_RECORD EXCERPTS_.

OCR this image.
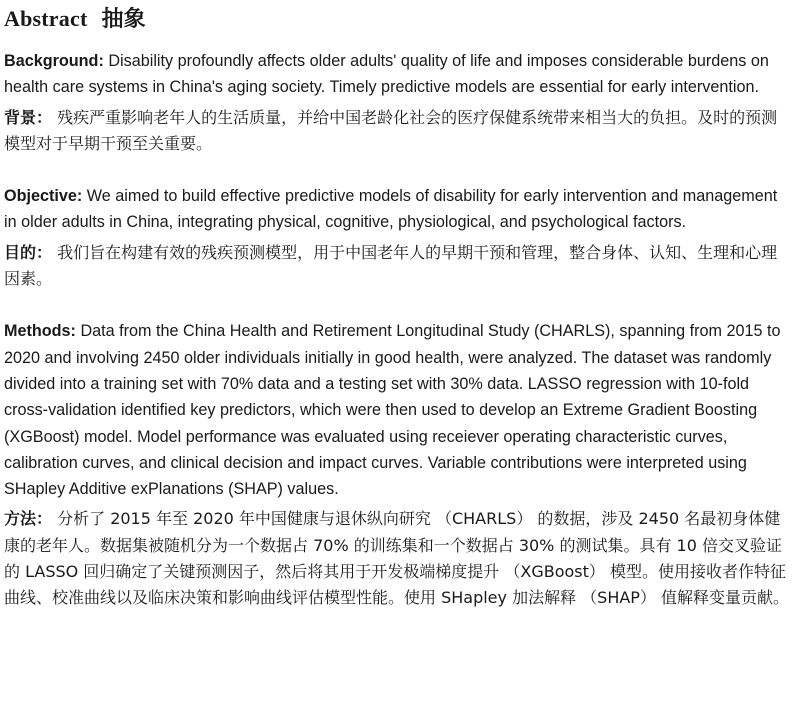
Abstract 抽象

Background: Disability profoundly affects older adults' quality of life and imposes considerable burdens on health care systems in China's aging society. Timely predictive models are essential for early intervention.

背景： 残疾严重影响老年人的生活质量，并给中国老龄化社会的医疗保健系统带来相当大的负担。及时的预测模型对于早期干预至关重要。

Objective: We aimed to build effective predictive models of disability for early intervention and management in older adults in China, integrating physical, cognitive, physiological, and psychological factors.

目的： 我们旨在构建有效的残疾预测模型，用于中国老年人的早期干预和管理，整合身体、认知、生理和心理因素。

Methods: Data from the China Health and Retirement Longitudinal Study (CHARLS), spanning from 2015 to 2020 and involving 2450 older individuals initially in good health, were analyzed. The dataset was randomly divided into a training set with 70% data and a testing set with 30% data. LASSO regression with 10-fold cross-validation identified key predictors, which were then used to develop an Extreme Gradient Boosting (XGBoost) model. Model performance was evaluated using receiever operating characteristic curves, calibration curves, and clinical decision and impact curves. Variable contributions were interpreted using SHapley Additive exPlanations (SHAP) values.

方法： 分析了 2015 年至 2020 年中国健康与退休纵向研究 （CHARLS） 的数据，涉及 2450 名最初身体健康的老年人。数据集被随机分为一个数据占 70% 的训练集和一个数据占 30% 的测试集。具有 10 倍交叉验证的 LASSO 回归确定了关键预测因子，然后将其用于开发极端梯度提升 （XGBoost） 模型。使用接收者作特征曲线、校准曲线以及临床决策和影响曲线评估模型性能。使用 SHapley 加法解释 （SHAP） 值解释变量贡献。
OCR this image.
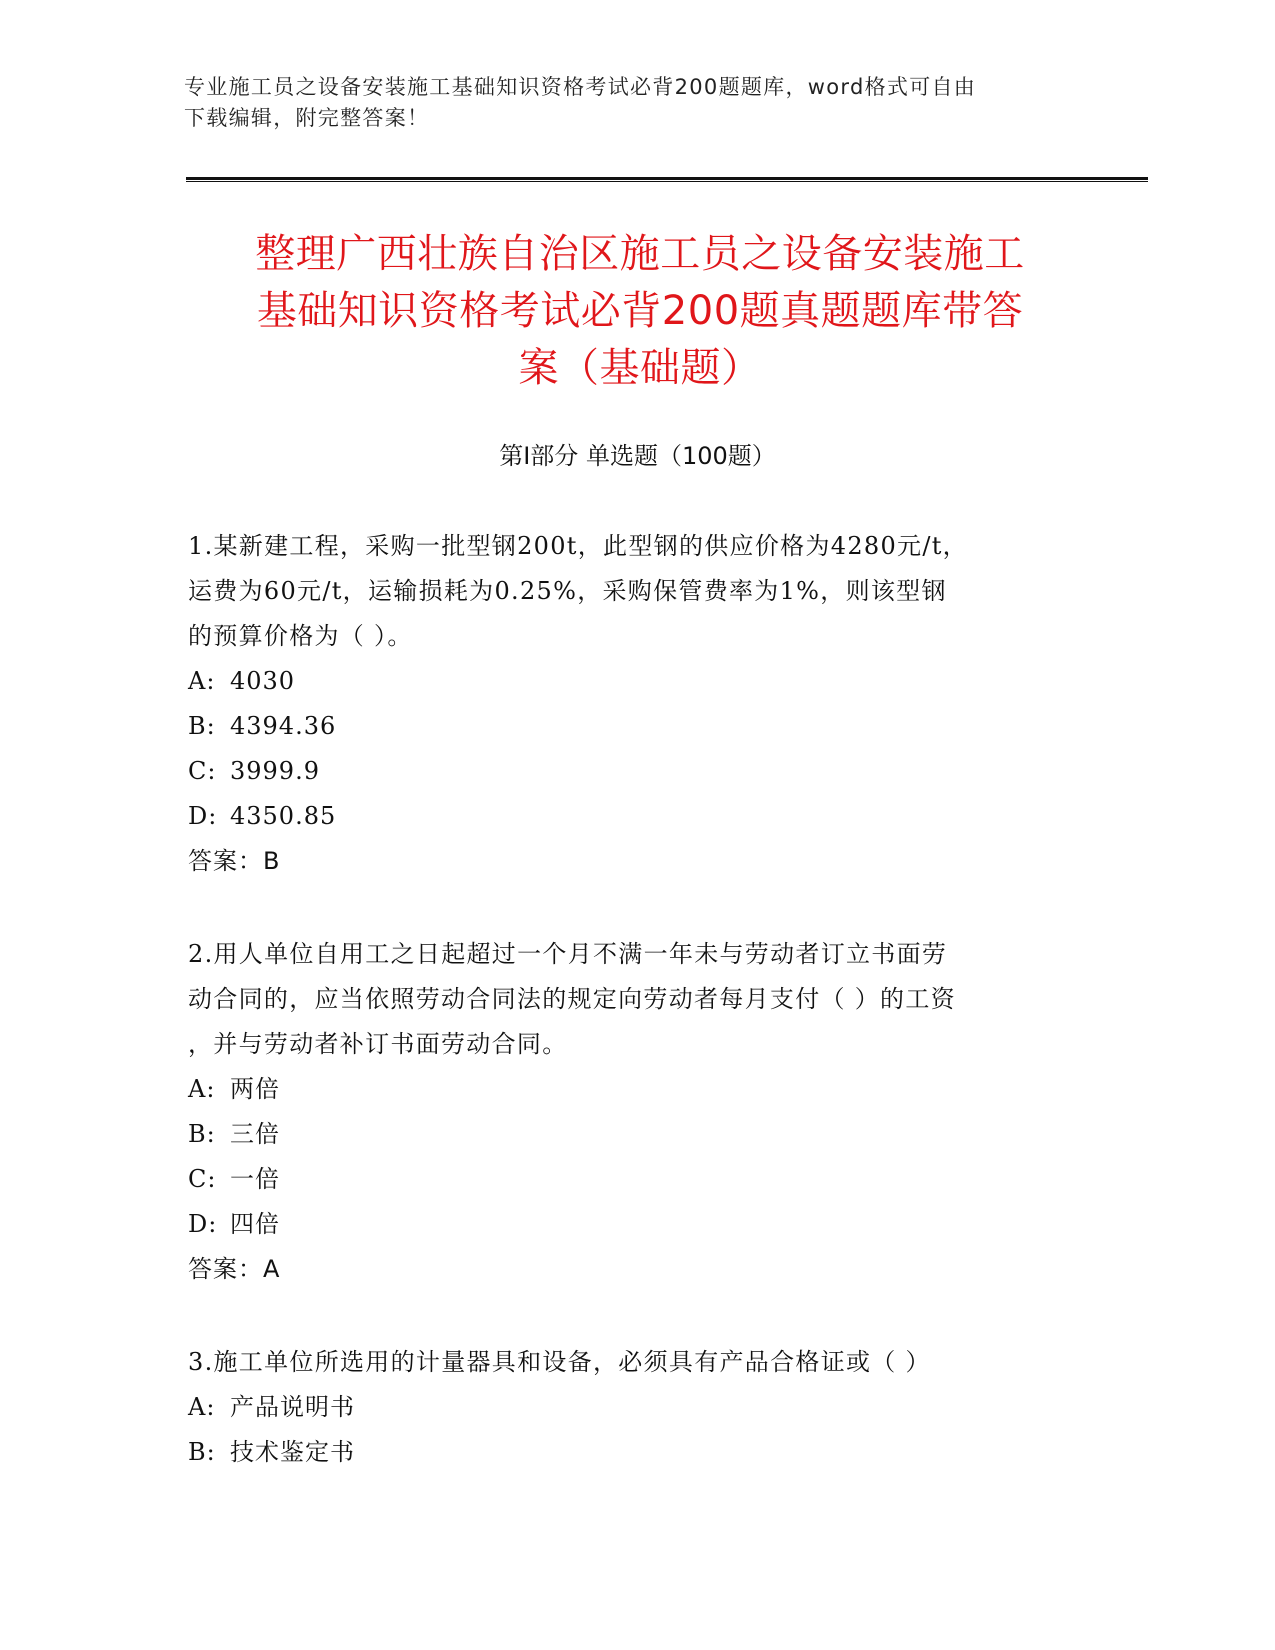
专业施工员之设备安装施工基础知识资格考试必背200题题库，word格式可自由
下载编辑，附完整答案！
整理广西壮族自治区施工员之设备安装施工
基础知识资格考试必背200题真题题库带答
案（基础题）
第I部分 单选题（100题）
1.某新建工程，采购一批型钢200t，此型钢的供应价格为4280元/t，
运费为60元/t，运输损耗为0.25%，采购保管费率为1%，则该型钢
的预算价格为（ ）。
A: 4030
B: 4394.36
C: 3999.9
D: 4350.85
答案：B
2.用人单位自用工之日起超过一个月不满一年未与劳动者订立书面劳
动合同的，应当依照劳动合同法的规定向劳动者每月支付（ ）的工资
，并与劳动者补订书面劳动合同。
A: 两倍
B: 三倍
C: 一倍
D: 四倍
答案：A
3.施工单位所选用的计量器具和设备，必须具有产品合格证或（ ）
A: 产品说明书
B: 技术鉴定书
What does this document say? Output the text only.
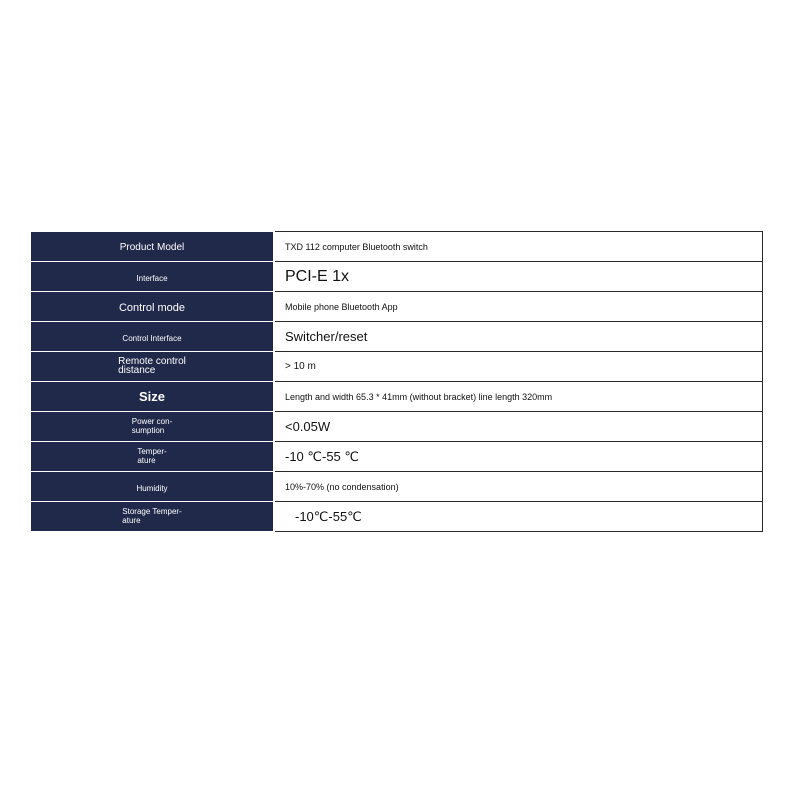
Product Model	TXD 112 computer Bluetooth switch
Interface	PCI-E 1x
Control mode	Mobile phone Bluetooth App
Control Interface	Switcher/reset
Remote control
distance	> 10 m
Size	Length and width 65.3 * 41mm (without bracket) line length 320mm
Power con-
sumption	<0.05W
Temper-
ature	-10 ℃-55 ℃
Humidity	10%-70% (no condensation)
Storage Temper-
ature	-10℃-55℃
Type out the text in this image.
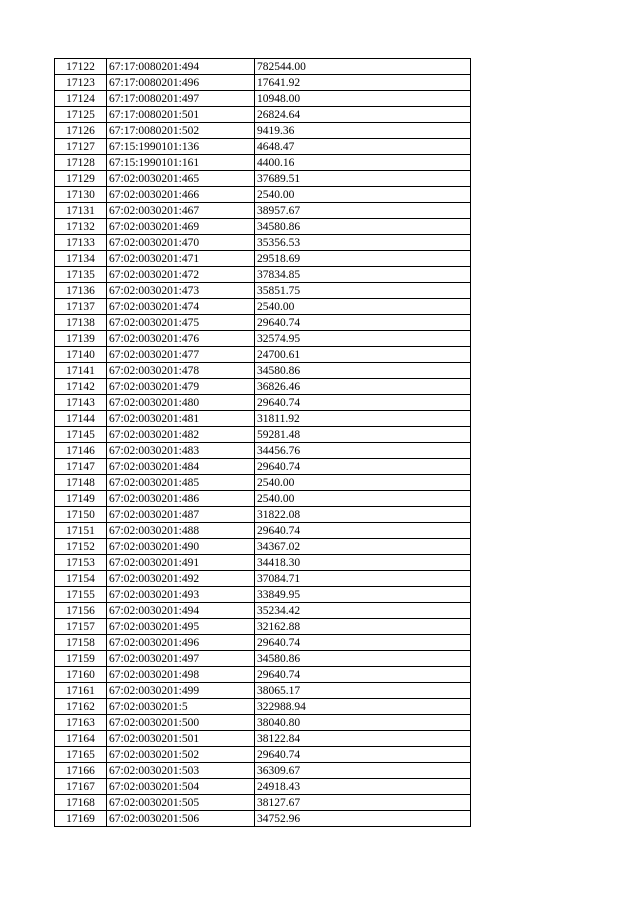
17122	67:17:0080201:494	782544.00
17123	67:17:0080201:496	17641.92
17124	67:17:0080201:497	10948.00
17125	67:17:0080201:501	26824.64
17126	67:17:0080201:502	9419.36
17127	67:15:1990101:136	4648.47
17128	67:15:1990101:161	4400.16
17129	67:02:0030201:465	37689.51
17130	67:02:0030201:466	2540.00
17131	67:02:0030201:467	38957.67
17132	67:02:0030201:469	34580.86
17133	67:02:0030201:470	35356.53
17134	67:02:0030201:471	29518.69
17135	67:02:0030201:472	37834.85
17136	67:02:0030201:473	35851.75
17137	67:02:0030201:474	2540.00
17138	67:02:0030201:475	29640.74
17139	67:02:0030201:476	32574.95
17140	67:02:0030201:477	24700.61
17141	67:02:0030201:478	34580.86
17142	67:02:0030201:479	36826.46
17143	67:02:0030201:480	29640.74
17144	67:02:0030201:481	31811.92
17145	67:02:0030201:482	59281.48
17146	67:02:0030201:483	34456.76
17147	67:02:0030201:484	29640.74
17148	67:02:0030201:485	2540.00
17149	67:02:0030201:486	2540.00
17150	67:02:0030201:487	31822.08
17151	67:02:0030201:488	29640.74
17152	67:02:0030201:490	34367.02
17153	67:02:0030201:491	34418.30
17154	67:02:0030201:492	37084.71
17155	67:02:0030201:493	33849.95
17156	67:02:0030201:494	35234.42
17157	67:02:0030201:495	32162.88
17158	67:02:0030201:496	29640.74
17159	67:02:0030201:497	34580.86
17160	67:02:0030201:498	29640.74
17161	67:02:0030201:499	38065.17
17162	67:02:0030201:5	322988.94
17163	67:02:0030201:500	38040.80
17164	67:02:0030201:501	38122.84
17165	67:02:0030201:502	29640.74
17166	67:02:0030201:503	36309.67
17167	67:02:0030201:504	24918.43
17168	67:02:0030201:505	38127.67
17169	67:02:0030201:506	34752.96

_WRITTEN REQUEST_.
Filter the records above and return every line that holds the word "text".

_OUTPUT OF THE TASK_.
What does this document say? Output the text only.
Type out the text in this image.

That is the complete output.